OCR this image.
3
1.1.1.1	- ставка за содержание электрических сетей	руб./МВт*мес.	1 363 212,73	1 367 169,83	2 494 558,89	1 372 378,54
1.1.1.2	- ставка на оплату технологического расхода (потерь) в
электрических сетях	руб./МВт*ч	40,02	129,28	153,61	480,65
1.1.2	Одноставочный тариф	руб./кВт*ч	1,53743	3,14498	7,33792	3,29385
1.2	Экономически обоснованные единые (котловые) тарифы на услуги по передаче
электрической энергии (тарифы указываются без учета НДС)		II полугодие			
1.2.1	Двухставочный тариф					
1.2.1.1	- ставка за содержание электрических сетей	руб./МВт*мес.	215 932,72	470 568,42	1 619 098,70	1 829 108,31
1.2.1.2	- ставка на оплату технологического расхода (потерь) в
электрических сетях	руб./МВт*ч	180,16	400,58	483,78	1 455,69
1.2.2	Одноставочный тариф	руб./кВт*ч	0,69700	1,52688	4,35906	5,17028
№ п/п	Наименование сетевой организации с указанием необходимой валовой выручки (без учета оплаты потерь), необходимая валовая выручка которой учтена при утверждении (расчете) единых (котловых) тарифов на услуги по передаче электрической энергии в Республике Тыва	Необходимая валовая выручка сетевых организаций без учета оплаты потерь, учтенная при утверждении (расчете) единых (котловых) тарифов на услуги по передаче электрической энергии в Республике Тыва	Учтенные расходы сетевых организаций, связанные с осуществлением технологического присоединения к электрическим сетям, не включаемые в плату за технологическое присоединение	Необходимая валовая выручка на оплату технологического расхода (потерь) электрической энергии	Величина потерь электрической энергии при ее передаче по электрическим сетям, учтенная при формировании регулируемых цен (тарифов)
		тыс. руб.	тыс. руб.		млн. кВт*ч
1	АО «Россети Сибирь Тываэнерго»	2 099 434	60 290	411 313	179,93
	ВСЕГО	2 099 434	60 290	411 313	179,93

────────

◆ **EXERCISE DIRECTIONS**
Count the lines that hold the string "сетях", and reply with that number alone.

◆ **ANSWER**
2